**** DATASET EXTRACT ****
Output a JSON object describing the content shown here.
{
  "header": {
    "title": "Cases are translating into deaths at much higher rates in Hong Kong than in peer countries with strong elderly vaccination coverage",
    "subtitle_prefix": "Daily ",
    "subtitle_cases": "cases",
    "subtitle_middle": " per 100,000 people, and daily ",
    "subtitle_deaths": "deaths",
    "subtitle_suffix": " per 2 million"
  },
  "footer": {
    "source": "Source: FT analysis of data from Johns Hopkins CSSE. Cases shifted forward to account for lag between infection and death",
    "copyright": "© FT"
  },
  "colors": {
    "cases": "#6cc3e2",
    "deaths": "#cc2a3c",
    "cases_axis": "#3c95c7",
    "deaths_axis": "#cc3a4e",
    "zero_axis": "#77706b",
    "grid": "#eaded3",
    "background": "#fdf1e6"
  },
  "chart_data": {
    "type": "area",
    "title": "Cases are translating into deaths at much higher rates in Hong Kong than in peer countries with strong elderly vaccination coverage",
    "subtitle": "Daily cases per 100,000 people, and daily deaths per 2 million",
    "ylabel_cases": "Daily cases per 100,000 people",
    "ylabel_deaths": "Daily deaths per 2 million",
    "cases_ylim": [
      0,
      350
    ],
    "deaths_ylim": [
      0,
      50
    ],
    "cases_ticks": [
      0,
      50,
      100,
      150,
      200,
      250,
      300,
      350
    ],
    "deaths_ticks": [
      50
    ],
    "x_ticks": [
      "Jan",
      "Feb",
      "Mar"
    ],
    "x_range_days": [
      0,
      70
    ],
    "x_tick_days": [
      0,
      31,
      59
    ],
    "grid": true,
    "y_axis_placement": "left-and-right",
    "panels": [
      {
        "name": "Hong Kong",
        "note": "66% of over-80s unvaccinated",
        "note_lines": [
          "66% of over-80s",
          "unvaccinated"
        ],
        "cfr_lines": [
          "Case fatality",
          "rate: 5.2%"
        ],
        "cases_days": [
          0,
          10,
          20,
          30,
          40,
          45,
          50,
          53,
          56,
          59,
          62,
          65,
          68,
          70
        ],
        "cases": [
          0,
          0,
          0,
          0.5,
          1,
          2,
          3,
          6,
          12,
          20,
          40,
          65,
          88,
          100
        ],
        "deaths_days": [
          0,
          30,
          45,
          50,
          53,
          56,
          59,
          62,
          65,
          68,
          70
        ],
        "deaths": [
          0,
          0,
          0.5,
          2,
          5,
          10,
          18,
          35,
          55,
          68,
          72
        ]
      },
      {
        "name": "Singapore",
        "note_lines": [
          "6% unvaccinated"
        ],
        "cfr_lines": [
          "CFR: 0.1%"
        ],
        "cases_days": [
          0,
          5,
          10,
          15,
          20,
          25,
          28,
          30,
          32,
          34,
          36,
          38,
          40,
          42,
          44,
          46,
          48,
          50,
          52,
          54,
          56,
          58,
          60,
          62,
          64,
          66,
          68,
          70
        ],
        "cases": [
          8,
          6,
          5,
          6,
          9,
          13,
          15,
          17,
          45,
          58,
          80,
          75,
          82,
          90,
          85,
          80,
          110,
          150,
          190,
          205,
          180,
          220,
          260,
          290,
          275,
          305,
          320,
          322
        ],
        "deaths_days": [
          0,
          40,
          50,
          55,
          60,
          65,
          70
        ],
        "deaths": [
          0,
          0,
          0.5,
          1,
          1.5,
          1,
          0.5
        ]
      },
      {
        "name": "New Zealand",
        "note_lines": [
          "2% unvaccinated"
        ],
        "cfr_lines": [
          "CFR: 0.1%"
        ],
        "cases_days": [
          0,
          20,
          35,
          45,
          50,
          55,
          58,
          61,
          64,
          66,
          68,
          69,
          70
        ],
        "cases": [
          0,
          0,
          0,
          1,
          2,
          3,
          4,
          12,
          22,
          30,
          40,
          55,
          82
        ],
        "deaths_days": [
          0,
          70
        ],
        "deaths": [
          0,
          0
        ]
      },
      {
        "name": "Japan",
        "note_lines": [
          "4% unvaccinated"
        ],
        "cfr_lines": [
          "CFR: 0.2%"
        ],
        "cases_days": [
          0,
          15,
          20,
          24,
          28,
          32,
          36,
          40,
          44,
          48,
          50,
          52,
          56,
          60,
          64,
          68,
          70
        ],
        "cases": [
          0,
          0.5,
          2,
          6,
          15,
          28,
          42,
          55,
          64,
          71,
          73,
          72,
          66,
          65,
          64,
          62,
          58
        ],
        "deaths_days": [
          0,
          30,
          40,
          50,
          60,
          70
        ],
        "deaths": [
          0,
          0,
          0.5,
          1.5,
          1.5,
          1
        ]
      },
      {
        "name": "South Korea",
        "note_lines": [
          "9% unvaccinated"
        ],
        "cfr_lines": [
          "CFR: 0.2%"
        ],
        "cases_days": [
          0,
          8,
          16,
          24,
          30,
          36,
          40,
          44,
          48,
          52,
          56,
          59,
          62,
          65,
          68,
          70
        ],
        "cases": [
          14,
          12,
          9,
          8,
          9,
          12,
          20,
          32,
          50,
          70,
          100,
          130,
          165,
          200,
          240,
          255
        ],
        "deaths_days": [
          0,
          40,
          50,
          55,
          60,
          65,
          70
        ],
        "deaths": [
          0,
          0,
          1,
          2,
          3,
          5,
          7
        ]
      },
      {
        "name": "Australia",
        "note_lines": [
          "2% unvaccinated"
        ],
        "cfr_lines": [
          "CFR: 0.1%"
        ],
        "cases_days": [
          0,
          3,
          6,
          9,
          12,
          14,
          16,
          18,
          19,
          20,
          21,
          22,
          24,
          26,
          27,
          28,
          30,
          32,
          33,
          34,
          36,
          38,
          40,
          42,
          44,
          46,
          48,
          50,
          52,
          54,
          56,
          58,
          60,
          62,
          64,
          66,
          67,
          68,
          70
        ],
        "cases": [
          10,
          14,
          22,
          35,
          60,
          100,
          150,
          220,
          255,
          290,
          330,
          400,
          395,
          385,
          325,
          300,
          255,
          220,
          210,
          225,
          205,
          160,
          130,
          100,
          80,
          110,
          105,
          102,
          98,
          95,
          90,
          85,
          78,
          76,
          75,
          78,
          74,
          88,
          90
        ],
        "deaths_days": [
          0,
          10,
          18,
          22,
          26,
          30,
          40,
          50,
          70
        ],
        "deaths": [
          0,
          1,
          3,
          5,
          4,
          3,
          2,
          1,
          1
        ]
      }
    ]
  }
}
****
**** DATASET EXTRACT ****
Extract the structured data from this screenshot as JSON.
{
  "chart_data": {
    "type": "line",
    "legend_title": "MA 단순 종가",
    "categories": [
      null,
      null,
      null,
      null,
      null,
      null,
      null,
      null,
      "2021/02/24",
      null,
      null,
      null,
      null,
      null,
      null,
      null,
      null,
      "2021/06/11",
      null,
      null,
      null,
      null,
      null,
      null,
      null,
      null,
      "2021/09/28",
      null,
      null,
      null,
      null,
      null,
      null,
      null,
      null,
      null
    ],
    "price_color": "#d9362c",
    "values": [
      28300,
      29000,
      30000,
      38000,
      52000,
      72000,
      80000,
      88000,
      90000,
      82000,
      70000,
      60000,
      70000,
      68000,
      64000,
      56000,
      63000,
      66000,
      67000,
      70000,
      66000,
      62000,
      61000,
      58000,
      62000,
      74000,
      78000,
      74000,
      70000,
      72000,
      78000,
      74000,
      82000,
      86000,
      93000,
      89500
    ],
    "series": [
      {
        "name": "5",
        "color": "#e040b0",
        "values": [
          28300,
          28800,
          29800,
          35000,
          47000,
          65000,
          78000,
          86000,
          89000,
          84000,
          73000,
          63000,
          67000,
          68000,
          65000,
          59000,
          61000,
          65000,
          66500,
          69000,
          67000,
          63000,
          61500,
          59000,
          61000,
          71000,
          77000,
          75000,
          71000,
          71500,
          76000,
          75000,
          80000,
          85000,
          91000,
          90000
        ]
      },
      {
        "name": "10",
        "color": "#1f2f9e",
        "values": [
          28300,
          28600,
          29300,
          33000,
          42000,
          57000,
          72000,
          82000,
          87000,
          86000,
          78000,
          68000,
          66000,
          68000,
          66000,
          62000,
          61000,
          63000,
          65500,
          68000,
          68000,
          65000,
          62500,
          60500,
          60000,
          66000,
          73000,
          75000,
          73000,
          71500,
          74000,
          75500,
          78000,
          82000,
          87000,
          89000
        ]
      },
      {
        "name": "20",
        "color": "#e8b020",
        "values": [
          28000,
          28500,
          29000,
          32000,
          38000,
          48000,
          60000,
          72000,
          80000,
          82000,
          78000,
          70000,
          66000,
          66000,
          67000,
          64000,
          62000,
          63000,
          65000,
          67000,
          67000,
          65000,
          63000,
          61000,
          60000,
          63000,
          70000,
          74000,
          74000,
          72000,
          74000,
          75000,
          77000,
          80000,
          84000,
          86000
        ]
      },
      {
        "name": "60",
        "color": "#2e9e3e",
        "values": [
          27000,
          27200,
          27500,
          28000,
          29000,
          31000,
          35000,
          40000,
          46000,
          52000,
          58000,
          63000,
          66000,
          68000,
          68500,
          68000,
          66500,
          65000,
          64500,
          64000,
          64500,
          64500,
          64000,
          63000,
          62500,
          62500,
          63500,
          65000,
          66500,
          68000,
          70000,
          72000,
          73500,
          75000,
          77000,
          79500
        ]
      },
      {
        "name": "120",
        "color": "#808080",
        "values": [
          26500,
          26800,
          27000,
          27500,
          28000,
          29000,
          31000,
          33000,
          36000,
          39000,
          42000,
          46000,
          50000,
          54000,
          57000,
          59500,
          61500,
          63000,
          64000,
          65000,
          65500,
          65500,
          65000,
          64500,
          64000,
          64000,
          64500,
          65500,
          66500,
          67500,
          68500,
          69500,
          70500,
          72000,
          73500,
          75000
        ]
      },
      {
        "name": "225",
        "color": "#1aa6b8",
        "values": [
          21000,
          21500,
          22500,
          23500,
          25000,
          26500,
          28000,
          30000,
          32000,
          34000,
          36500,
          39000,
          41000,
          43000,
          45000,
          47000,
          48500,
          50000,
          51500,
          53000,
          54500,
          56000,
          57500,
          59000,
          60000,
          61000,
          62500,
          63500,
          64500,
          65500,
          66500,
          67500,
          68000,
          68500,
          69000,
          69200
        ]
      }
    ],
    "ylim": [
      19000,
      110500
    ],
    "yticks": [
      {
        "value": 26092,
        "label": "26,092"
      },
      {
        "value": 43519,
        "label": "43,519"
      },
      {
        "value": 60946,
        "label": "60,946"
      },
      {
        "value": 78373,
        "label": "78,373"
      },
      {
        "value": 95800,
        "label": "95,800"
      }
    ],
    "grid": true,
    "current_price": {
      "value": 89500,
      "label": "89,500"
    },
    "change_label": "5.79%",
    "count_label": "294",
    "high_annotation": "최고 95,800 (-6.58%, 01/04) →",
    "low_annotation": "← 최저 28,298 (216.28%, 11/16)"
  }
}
****
**** DATASET EXTRACT ****
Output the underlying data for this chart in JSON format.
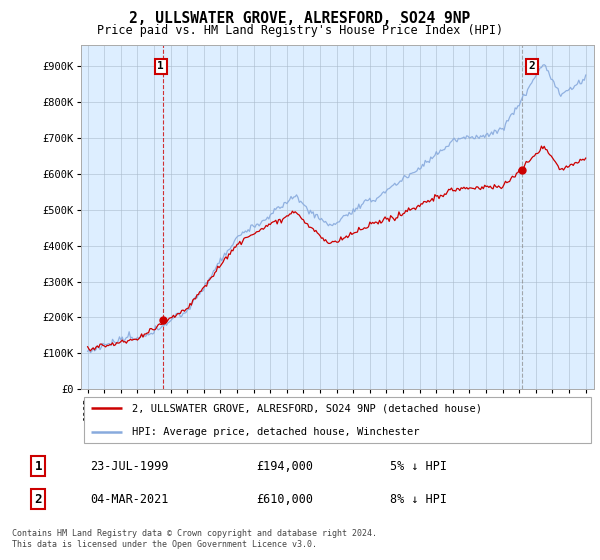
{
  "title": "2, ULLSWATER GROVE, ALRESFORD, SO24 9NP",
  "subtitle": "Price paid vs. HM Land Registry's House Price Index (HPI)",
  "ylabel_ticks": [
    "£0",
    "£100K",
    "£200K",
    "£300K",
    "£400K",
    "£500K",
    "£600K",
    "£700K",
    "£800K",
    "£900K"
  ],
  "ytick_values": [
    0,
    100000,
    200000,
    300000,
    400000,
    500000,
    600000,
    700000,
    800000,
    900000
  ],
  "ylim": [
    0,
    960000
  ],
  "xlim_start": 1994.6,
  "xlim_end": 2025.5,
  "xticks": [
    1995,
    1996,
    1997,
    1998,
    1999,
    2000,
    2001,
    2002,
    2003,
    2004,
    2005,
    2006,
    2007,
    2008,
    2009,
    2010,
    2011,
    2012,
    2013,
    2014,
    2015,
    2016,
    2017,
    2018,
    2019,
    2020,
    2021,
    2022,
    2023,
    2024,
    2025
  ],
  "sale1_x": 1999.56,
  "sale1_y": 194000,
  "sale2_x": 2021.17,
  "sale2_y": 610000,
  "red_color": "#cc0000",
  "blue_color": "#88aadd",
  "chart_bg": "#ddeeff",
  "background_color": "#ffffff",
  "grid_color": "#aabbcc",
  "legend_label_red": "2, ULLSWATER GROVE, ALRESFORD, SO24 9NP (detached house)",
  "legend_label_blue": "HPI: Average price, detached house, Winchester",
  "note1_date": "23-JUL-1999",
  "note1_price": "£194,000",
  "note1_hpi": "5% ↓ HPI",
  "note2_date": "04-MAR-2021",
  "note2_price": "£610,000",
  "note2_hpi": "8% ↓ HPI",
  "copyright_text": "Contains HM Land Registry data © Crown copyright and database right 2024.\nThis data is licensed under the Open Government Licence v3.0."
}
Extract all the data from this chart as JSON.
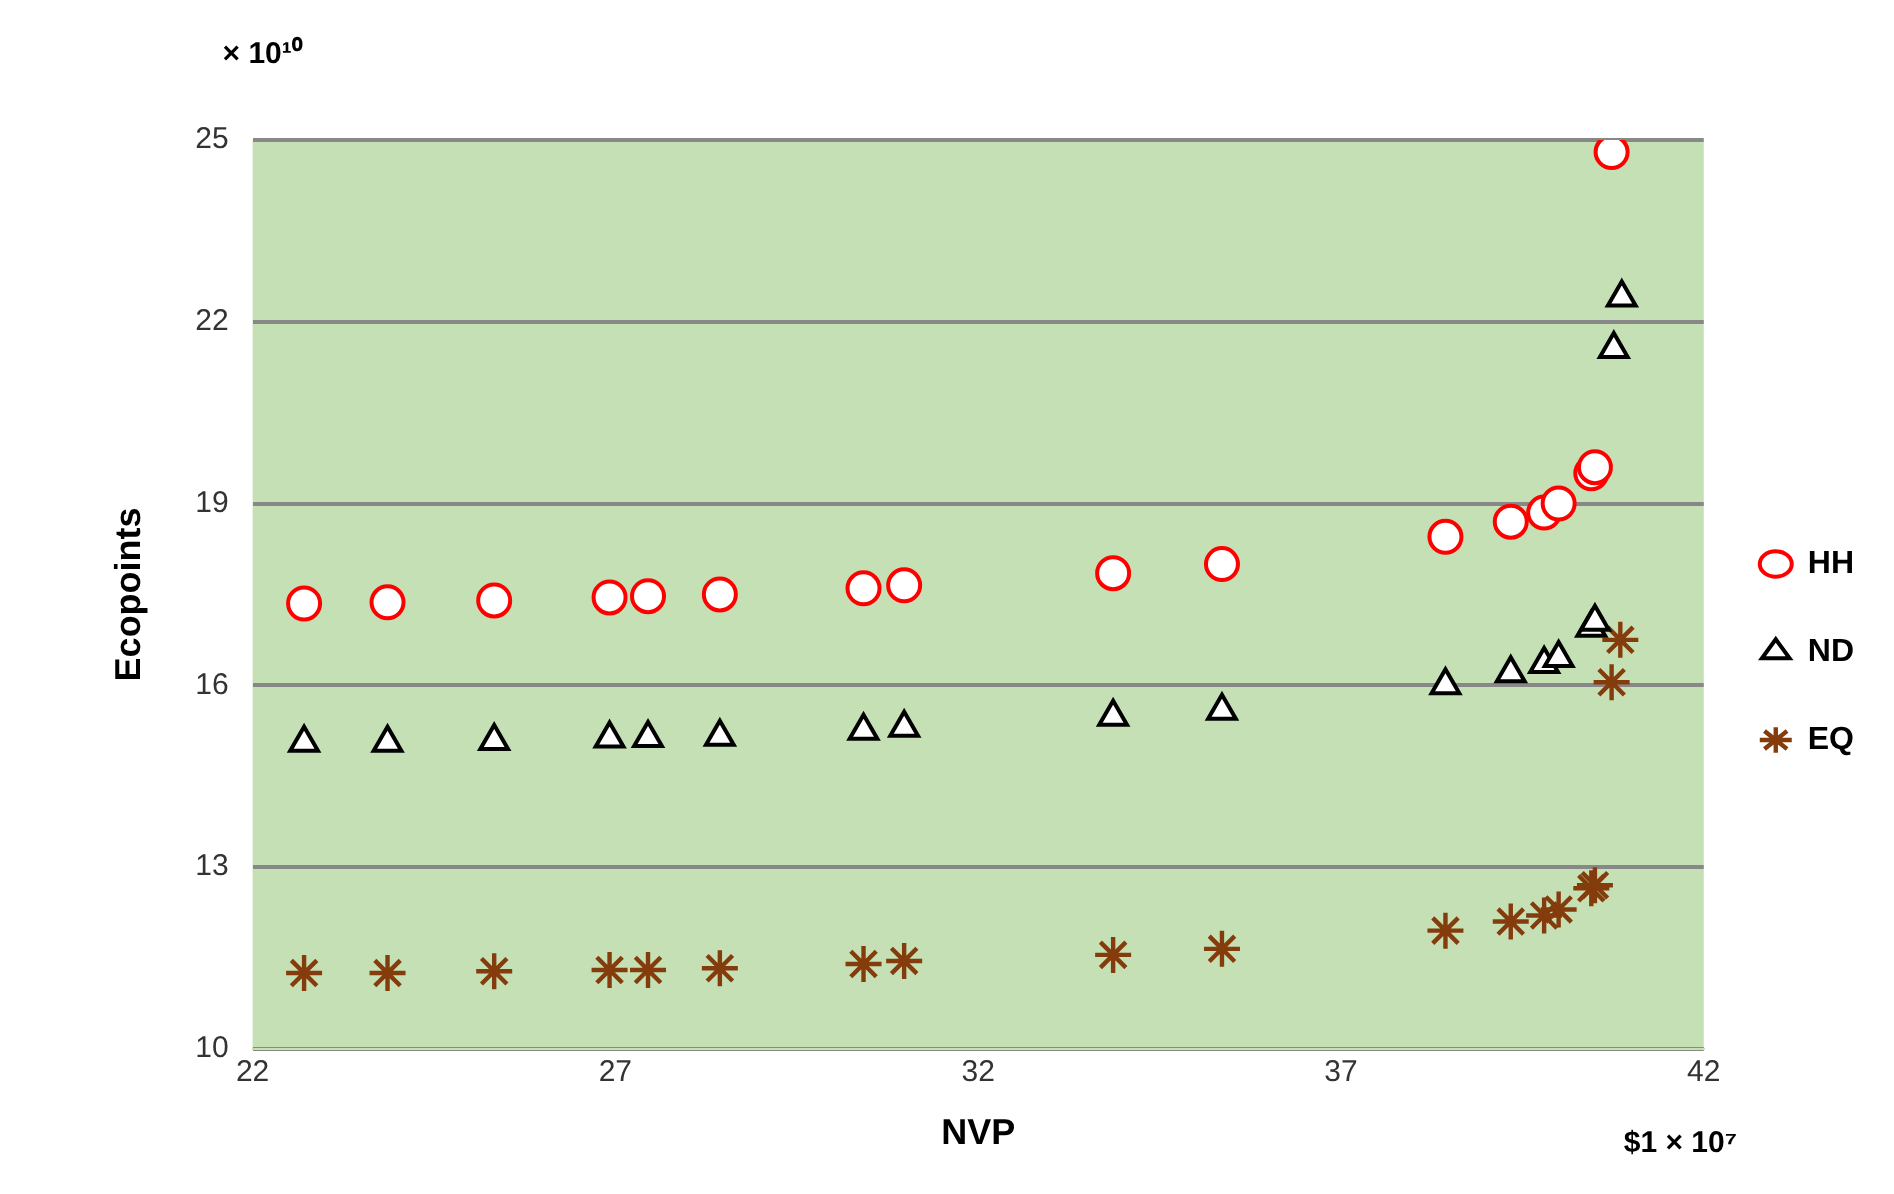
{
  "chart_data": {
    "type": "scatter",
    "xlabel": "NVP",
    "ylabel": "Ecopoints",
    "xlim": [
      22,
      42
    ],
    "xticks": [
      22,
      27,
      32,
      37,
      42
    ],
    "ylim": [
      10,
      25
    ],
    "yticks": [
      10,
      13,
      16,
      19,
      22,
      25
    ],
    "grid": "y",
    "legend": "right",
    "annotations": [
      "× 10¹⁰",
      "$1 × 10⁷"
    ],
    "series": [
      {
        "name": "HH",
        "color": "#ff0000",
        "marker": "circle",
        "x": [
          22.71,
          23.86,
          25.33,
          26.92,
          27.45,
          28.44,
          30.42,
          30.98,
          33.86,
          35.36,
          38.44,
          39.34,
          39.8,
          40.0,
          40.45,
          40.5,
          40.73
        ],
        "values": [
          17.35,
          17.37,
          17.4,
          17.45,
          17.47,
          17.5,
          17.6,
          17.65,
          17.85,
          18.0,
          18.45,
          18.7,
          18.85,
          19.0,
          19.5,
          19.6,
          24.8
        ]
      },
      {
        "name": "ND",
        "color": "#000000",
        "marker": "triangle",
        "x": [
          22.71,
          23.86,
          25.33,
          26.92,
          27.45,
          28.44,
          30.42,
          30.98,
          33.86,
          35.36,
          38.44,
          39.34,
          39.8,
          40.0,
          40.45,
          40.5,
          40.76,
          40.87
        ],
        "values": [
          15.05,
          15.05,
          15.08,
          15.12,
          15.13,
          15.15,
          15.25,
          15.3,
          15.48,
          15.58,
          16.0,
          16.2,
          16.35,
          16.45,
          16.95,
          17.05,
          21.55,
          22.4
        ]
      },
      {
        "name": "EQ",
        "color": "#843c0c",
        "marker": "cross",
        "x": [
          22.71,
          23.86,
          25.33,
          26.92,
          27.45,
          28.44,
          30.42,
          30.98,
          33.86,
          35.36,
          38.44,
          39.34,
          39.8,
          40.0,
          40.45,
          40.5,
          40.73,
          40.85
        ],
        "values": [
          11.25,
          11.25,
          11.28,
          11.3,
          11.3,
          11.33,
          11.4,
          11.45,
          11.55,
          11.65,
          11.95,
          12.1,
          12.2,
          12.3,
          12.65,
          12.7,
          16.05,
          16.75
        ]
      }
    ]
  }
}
****
=== GOAL OF THE EXERCISE ===
In the entries above, find the lines containing the word "Registry" and say how many there are, with no other words.

=== ANSWER TO THE TASK ===
2